* **INPUT ROWS**:
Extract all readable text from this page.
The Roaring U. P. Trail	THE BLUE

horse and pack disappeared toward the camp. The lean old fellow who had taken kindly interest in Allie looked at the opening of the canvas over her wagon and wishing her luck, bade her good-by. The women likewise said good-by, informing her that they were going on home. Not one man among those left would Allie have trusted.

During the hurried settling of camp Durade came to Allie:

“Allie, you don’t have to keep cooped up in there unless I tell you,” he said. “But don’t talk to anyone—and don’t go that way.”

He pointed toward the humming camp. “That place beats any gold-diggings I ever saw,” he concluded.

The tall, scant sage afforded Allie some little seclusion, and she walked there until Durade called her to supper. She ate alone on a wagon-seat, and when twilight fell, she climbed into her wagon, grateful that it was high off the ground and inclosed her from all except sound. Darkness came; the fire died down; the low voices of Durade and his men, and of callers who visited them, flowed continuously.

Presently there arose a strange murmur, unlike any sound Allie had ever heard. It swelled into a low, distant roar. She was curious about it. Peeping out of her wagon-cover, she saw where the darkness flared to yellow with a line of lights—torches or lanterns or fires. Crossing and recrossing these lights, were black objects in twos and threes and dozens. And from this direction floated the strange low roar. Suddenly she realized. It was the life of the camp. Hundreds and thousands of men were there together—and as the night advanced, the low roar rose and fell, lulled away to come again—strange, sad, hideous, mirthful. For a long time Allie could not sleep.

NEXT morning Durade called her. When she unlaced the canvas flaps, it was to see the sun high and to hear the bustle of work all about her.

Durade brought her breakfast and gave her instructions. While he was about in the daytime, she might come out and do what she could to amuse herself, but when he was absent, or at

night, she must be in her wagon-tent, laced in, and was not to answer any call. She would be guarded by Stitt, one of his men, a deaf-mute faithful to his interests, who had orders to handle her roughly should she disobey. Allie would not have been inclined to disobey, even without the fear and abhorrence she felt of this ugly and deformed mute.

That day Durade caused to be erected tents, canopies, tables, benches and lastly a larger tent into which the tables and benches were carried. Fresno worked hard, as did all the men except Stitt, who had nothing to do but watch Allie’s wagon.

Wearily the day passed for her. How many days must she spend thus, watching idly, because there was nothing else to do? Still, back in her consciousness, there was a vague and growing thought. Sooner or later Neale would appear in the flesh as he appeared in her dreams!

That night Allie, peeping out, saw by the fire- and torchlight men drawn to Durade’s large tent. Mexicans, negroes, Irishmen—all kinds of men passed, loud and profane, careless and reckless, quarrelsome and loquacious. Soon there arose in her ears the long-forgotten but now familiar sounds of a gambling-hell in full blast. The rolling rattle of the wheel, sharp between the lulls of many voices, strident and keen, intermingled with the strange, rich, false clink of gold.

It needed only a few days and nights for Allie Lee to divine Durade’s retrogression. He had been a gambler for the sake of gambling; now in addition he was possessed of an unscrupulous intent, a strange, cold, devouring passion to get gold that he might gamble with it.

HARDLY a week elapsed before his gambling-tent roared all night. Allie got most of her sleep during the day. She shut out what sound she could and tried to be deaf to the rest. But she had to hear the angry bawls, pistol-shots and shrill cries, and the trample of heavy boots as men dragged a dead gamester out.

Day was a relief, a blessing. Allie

* **WORK TO COMPLETE**: Restate the whole listing exactly.

* **THE RESPONSE**:
Extract all readable text from this page.
The Roaring U. P. Trail	THE BLUE

horse and pack disappeared toward the camp. The lean old fellow who had taken kindly interest in Allie looked at the opening of the canvas over her wagon and wishing her luck, bade her good-by. The women likewise said good-by, informing her that they were going on home. Not one man among those left would Allie have trusted.

During the hurried settling of camp Durade came to Allie:

“Allie, you don’t have to keep cooped up in there unless I tell you,” he said. “But don’t talk to anyone—and don’t go that way.”

He pointed toward the humming camp. “That place beats any gold-diggings I ever saw,” he concluded.

The tall, scant sage afforded Allie some little seclusion, and she walked there until Durade called her to supper. She ate alone on a wagon-seat, and when twilight fell, she climbed into her wagon, grateful that it was high off the ground and inclosed her from all except sound. Darkness came; the fire died down; the low voices of Durade and his men, and of callers who visited them, flowed continuously.

Presently there arose a strange murmur, unlike any sound Allie had ever heard. It swelled into a low, distant roar. She was curious about it. Peeping out of her wagon-cover, she saw where the darkness flared to yellow with a line of lights—torches or lanterns or fires. Crossing and recrossing these lights, were black objects in twos and threes and dozens. And from this direction floated the strange low roar. Suddenly she realized. It was the life of the camp. Hundreds and thousands of men were there together—and as the night advanced, the low roar rose and fell, lulled away to come again—strange, sad, hideous, mirthful. For a long time Allie could not sleep.

NEXT morning Durade called her. When she unlaced the canvas flaps, it was to see the sun high and to hear the bustle of work all about her.

Durade brought her breakfast and gave her instructions. While he was about in the daytime, she might come out and do what she could to amuse herself, but when he was absent, or at

night, she must be in her wagon-tent, laced in, and was not to answer any call. She would be guarded by Stitt, one of his men, a deaf-mute faithful to his interests, who had orders to handle her roughly should she disobey. Allie would not have been inclined to disobey, even without the fear and abhorrence she felt of this ugly and deformed mute.

That day Durade caused to be erected tents, canopies, tables, benches and lastly a larger tent into which the tables and benches were carried. Fresno worked hard, as did all the men except Stitt, who had nothing to do but watch Allie’s wagon.

Wearily the day passed for her. How many days must she spend thus, watching idly, because there was nothing else to do? Still, back in her consciousness, there was a vague and growing thought. Sooner or later Neale would appear in the flesh as he appeared in her dreams!

That night Allie, peeping out, saw by the fire- and torchlight men drawn to Durade’s large tent. Mexicans, negroes, Irishmen—all kinds of men passed, loud and profane, careless and reckless, quarrelsome and loquacious. Soon there arose in her ears the long-forgotten but now familiar sounds of a gambling-hell in full blast. The rolling rattle of the wheel, sharp between the lulls of many voices, strident and keen, intermingled with the strange, rich, false clink of gold.

It needed only a few days and nights for Allie Lee to divine Durade’s retrogression. He had been a gambler for the sake of gambling; now in addition he was possessed of an unscrupulous intent, a strange, cold, devouring passion to get gold that he might gamble with it.

HARDLY a week elapsed before his gambling-tent roared all night. Allie got most of her sleep during the day. She shut out what sound she could and tried to be deaf to the rest. But she had to hear the angry bawls, pistol-shots and shrill cries, and the trample of heavy boots as men dragged a dead gamester out.

Day was a relief, a blessing. Allie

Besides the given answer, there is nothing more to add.